--- START ---

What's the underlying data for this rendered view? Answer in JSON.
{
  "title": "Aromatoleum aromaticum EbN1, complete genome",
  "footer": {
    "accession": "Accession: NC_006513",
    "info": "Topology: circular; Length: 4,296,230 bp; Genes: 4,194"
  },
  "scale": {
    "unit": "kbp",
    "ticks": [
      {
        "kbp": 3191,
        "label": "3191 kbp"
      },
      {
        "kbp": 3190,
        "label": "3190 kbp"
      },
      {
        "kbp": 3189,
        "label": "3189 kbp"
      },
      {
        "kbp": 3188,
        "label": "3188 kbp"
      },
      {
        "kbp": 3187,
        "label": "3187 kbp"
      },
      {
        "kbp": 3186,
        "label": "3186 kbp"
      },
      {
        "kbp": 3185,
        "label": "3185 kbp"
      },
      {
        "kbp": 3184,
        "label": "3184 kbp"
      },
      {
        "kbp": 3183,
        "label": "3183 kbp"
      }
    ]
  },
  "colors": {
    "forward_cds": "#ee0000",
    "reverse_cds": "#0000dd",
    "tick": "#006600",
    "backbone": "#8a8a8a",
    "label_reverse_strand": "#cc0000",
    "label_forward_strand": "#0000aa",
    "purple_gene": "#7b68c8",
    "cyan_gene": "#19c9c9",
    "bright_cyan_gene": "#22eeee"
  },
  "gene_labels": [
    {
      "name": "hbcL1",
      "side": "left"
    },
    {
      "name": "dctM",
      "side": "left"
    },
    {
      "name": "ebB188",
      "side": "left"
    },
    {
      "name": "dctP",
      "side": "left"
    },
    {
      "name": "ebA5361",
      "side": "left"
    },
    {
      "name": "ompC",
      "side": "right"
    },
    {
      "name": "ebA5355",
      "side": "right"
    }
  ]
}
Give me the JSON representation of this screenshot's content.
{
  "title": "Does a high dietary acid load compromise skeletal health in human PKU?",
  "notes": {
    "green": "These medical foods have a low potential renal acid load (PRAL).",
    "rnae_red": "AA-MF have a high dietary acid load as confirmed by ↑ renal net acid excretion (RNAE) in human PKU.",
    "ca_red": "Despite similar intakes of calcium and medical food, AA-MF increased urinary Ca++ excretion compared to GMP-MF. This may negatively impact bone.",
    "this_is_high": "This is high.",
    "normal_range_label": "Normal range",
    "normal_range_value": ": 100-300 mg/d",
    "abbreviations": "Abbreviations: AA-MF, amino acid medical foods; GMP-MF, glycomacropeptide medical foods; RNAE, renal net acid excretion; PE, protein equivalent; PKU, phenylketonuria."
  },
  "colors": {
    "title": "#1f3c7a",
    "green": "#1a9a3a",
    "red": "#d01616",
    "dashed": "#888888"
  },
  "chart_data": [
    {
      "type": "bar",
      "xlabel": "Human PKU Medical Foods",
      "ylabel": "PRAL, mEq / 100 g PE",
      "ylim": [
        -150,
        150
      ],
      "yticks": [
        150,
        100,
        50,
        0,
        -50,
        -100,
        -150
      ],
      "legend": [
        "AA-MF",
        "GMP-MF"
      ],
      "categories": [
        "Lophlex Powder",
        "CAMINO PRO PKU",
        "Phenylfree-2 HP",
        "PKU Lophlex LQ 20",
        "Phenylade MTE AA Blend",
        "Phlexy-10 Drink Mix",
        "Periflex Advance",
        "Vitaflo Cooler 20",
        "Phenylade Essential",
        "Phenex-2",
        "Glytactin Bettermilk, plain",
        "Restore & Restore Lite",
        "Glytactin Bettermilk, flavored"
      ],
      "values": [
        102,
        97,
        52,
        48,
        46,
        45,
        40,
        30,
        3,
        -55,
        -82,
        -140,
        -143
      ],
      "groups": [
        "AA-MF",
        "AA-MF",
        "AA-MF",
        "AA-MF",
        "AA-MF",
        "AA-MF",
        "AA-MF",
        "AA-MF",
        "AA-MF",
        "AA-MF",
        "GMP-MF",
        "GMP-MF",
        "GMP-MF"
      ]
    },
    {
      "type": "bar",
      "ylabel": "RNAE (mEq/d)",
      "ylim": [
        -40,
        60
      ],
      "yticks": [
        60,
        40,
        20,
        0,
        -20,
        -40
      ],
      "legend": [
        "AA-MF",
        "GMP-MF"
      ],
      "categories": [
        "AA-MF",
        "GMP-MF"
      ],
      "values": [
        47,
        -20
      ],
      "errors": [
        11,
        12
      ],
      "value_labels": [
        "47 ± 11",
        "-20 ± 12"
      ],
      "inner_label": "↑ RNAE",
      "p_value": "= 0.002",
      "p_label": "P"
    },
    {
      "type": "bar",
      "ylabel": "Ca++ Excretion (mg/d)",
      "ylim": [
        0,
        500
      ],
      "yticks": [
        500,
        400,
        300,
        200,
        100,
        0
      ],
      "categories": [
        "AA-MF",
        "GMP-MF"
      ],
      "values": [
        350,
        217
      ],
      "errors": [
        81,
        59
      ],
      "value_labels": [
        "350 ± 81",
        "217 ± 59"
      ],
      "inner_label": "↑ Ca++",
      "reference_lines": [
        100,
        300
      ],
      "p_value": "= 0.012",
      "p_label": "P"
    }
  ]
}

--- END ---

[Action item] If a line above contains the word "have", list it.

[Expected answer]
    "green": "These medical foods have a low potential renal acid load (PRAL).",
    "rnae_red": "AA-MF have a high dietary acid load as confirmed by ↑ renal net acid excretion (RNAE) in human PKU.",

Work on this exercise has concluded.